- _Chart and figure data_

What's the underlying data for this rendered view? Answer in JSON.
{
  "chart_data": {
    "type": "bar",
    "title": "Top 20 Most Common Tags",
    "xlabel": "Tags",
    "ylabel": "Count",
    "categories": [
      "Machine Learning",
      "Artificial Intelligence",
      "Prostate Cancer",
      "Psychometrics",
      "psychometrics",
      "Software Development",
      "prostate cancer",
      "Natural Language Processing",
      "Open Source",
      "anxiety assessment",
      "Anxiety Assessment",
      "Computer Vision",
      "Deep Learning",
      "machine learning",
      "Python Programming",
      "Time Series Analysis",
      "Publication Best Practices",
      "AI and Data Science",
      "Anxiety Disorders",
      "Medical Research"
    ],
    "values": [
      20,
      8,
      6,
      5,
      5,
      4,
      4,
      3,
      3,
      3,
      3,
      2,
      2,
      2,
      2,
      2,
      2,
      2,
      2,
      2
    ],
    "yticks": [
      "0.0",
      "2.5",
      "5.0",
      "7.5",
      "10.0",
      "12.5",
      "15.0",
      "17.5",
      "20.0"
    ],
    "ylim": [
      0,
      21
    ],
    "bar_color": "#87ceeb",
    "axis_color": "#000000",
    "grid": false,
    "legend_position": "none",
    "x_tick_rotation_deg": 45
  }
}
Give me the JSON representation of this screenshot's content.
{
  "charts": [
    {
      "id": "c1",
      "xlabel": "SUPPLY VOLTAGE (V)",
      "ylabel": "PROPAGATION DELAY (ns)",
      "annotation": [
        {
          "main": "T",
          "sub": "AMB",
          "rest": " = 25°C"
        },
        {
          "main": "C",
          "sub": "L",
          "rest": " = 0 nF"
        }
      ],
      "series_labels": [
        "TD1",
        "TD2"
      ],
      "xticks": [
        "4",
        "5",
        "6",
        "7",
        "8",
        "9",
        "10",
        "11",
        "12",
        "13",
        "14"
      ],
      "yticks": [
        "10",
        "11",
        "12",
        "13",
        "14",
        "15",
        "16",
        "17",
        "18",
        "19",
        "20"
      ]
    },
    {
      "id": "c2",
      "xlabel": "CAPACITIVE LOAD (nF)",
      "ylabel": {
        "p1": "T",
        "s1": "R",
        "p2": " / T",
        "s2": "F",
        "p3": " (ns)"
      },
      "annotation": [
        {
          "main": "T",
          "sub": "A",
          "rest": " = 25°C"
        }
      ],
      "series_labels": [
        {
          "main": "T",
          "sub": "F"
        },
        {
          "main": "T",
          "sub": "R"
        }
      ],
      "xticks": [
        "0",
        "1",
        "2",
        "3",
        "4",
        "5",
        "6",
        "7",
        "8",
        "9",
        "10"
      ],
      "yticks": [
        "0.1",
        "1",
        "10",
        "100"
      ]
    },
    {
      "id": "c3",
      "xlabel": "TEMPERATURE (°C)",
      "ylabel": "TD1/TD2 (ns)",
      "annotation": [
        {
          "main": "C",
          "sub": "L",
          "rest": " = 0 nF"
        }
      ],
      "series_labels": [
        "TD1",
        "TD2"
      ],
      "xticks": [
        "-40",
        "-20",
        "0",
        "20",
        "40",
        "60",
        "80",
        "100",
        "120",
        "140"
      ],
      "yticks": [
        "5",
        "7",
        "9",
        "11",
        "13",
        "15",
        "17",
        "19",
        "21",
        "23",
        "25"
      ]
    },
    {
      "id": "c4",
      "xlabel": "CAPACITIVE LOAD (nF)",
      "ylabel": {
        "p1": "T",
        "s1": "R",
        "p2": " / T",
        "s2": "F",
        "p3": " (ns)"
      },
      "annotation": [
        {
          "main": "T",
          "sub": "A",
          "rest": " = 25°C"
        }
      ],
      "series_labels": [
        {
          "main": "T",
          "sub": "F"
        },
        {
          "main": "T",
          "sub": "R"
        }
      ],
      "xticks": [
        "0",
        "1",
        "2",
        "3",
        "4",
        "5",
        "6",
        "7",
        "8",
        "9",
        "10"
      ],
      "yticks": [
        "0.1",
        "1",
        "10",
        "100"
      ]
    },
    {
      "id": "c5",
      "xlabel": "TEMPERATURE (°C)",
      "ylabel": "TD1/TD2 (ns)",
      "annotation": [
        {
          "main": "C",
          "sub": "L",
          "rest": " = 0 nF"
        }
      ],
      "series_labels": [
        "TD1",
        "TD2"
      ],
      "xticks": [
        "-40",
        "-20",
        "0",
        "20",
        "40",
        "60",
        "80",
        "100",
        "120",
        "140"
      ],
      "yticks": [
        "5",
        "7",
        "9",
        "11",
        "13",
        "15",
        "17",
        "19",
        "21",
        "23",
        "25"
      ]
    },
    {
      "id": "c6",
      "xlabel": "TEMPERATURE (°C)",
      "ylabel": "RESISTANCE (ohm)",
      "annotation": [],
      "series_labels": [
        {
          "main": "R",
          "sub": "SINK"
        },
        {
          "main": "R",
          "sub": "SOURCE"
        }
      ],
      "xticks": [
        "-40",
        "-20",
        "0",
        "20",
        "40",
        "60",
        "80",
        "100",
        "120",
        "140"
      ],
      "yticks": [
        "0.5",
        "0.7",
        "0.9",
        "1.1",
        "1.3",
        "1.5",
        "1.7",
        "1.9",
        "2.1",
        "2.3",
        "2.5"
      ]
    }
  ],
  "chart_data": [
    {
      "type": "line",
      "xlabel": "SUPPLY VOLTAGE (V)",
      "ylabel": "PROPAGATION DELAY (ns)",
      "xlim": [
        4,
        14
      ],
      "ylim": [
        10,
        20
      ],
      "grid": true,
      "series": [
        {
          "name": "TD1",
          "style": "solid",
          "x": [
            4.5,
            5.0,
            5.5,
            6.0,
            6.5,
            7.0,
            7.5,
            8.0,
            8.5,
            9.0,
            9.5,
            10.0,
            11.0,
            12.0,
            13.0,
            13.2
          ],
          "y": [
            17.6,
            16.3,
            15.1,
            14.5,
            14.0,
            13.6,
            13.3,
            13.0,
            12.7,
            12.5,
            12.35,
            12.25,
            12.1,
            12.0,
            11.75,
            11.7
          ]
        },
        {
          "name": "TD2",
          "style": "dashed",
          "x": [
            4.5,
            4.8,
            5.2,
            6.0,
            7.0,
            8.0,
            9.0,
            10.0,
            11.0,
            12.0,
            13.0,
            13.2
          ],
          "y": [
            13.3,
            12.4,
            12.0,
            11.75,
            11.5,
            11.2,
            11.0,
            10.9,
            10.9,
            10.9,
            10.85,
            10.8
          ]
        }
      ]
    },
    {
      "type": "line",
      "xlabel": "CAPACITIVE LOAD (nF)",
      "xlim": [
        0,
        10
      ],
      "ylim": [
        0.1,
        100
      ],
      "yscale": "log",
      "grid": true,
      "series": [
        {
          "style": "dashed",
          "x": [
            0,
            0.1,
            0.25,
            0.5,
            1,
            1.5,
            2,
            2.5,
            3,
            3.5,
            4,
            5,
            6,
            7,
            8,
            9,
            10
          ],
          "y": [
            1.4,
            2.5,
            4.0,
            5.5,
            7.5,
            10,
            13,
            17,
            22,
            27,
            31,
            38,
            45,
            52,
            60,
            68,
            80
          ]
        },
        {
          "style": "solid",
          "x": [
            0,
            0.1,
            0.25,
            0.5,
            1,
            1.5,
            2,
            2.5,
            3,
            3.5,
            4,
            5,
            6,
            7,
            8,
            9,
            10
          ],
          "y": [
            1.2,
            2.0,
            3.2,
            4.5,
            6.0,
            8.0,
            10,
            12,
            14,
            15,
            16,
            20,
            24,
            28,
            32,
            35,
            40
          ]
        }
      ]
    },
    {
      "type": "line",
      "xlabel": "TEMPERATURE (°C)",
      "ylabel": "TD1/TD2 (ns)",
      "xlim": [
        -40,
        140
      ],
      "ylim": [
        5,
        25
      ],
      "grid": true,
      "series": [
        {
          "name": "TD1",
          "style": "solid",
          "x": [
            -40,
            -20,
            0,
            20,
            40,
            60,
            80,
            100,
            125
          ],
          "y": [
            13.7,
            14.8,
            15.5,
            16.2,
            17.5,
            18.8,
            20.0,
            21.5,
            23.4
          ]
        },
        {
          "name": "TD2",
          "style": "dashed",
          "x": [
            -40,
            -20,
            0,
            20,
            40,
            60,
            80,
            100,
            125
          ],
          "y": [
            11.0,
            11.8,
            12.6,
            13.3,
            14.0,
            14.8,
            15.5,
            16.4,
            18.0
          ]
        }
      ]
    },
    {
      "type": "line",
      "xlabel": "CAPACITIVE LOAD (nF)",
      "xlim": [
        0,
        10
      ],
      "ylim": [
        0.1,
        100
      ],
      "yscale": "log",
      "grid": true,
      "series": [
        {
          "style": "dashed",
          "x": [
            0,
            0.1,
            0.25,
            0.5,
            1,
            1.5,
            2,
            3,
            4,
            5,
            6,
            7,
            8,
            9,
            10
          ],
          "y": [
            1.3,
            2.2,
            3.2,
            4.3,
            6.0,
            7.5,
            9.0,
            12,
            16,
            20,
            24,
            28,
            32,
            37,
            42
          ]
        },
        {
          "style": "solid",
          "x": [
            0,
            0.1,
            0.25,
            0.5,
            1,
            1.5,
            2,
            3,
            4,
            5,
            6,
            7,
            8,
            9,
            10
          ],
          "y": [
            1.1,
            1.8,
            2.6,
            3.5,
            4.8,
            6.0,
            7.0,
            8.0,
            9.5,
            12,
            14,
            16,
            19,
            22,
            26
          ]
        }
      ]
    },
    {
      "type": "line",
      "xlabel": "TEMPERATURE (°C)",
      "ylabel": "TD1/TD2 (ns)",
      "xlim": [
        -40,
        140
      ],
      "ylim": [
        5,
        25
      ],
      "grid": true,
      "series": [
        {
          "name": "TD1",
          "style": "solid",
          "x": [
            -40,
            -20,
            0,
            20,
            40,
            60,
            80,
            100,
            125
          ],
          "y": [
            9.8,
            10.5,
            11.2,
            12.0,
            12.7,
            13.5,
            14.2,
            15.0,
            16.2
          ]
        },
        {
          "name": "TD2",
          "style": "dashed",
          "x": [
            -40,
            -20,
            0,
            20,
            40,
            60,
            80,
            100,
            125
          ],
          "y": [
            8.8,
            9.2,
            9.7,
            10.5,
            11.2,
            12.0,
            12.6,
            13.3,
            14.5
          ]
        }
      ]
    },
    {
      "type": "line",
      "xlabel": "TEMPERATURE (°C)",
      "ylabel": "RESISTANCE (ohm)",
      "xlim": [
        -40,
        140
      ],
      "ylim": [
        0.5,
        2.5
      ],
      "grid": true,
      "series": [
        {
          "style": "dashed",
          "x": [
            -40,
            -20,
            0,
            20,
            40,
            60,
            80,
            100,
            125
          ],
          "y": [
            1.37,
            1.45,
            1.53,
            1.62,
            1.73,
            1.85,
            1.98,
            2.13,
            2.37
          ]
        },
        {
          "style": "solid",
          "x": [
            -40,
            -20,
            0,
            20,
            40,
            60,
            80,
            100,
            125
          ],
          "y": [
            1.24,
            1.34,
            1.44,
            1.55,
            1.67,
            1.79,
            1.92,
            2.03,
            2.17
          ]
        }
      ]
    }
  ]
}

- _WHAT THE TASK ASKS_
Pick out and copy the lines of the material that include the word "Tags".

- _WORKED SOLUTION_
    "title": "Top 20 Most Common Tags",
    "xlabel": "Tags",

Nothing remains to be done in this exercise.